SOURCE »

[lug] ISPs with "reasonable" email policies

Calvin Dodge c_dodge at biostar.com
Wed Oct 20 10:06:12 MDT 1999


Bruce Yelen wrote:

	> Most ISP's appear to be going this route to combat spammers.
> Why don't you set your outgoing SMTP to be your work, your
> incomming set to your ISP's POP (or other appropriate server)
> and set your return addresses,reply-to, etc. to your ISP address.

Because I'm using Netscape Roaming Access (so I don't have to maintain two (or more) sets of bookmarks and email addresses.  Any changes I make to my email settings at home are duplicated on my work computer, and vice versa.

This means if I tell Netscape at work to use our Groupwise server for SMTP mail, then my home system will do so, too.

I can set up our Groupwise server to accept email from my work computer (one of the privileges of being an MIS guy), but not from my home one.

RECORDS SUPPLIED »
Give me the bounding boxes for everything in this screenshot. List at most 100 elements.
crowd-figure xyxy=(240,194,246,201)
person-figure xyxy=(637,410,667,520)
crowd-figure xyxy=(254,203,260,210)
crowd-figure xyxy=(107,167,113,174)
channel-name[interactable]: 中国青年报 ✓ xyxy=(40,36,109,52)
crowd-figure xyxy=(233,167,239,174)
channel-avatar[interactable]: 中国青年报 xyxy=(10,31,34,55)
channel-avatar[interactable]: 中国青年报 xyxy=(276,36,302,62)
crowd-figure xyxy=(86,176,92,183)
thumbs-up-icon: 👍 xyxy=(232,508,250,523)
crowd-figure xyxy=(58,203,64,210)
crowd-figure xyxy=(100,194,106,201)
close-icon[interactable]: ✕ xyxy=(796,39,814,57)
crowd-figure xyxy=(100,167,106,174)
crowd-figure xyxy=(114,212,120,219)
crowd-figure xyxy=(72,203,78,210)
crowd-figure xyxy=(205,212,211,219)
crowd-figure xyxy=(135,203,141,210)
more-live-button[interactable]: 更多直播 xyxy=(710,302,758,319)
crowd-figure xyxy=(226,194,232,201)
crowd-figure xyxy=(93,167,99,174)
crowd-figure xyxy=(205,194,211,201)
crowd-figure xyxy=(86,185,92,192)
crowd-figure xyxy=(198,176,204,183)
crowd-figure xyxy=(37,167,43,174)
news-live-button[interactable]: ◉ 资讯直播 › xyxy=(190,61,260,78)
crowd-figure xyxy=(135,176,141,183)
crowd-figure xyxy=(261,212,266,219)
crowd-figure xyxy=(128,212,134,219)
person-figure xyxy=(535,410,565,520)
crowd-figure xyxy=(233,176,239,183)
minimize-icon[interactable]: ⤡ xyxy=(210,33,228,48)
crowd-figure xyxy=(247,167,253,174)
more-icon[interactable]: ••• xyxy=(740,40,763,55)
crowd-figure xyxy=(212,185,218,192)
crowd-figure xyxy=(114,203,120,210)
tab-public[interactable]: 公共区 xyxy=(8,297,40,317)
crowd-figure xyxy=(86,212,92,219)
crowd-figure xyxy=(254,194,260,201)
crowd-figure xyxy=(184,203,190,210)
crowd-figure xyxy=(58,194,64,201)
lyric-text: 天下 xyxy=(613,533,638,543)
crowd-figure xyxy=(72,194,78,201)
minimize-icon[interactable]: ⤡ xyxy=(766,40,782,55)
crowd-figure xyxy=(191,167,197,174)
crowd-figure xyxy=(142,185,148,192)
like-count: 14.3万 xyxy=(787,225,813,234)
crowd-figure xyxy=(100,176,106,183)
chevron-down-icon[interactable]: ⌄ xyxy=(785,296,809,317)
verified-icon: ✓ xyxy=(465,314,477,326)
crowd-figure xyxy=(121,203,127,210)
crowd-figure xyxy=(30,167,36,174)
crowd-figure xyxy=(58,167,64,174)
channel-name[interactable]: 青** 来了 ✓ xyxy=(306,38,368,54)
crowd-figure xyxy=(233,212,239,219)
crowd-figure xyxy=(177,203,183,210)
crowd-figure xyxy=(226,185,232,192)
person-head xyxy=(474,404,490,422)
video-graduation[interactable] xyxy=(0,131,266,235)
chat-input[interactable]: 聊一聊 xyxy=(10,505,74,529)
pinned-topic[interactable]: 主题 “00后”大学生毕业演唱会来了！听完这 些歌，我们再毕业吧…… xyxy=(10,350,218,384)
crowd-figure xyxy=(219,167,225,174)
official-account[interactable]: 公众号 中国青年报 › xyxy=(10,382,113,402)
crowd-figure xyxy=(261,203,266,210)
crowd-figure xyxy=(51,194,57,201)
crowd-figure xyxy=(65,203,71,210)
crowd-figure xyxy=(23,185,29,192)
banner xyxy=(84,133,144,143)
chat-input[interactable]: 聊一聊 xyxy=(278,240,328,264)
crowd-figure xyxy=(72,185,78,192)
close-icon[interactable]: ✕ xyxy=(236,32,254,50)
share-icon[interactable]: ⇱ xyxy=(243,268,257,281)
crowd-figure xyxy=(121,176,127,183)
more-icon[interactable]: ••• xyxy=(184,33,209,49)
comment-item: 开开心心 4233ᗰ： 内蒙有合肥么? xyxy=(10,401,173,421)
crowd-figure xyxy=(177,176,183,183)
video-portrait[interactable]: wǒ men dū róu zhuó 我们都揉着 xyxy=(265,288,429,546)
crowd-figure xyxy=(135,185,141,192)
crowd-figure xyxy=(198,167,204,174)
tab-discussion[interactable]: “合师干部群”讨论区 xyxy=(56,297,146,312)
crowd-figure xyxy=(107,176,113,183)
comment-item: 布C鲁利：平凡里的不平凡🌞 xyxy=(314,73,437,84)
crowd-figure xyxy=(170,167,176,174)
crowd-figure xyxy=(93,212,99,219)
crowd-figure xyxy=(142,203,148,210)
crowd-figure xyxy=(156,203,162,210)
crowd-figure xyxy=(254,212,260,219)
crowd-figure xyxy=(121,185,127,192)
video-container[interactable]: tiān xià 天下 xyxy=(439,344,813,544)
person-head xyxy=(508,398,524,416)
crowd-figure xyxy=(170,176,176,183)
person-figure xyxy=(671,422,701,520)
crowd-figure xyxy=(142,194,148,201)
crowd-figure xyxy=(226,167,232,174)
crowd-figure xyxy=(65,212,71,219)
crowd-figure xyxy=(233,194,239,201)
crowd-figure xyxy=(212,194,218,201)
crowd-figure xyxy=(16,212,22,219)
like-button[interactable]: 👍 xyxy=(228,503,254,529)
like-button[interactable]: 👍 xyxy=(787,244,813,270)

EXERCISE TASKS »
1. Set down everything in the mailing-list post on ISP email policies from "Calvin Dodge c_dodge" down to "your ISP address.", word for word.
2. Rewrite everything in the records from their first line down to the line containing "crowd-figure xyxy=(107,167,113,174)" as a Markdown table with the columns Row and Line, leaving out blank lines.

THE RESPONSES »
1.
Calvin Dodge c_dodge at biostar.com
Wed Oct 20 10:06:12 MDT 1999


Bruce Yelen wrote:

	> Most ISP's appear to be going this route to combat spammers.
> Why don't you set your outgoing SMTP to be your work, your
> incomming set to your ISP's POP (or other appropriate server)
> and set your return addresses,reply-to, etc. to your ISP address.

2.
| Row | Line |
|---|---|
| 1 | Give me the bounding boxes for everything in this screenshot. List at most 100 elements. |
| 2 | crowd-figure xyxy=(240,194,246,201) |
| 3 | person-figure xyxy=(637,410,667,520) |
| 4 | crowd-figure xyxy=(254,203,260,210) |
| 5 | crowd-figure xyxy=(107,167,113,174) |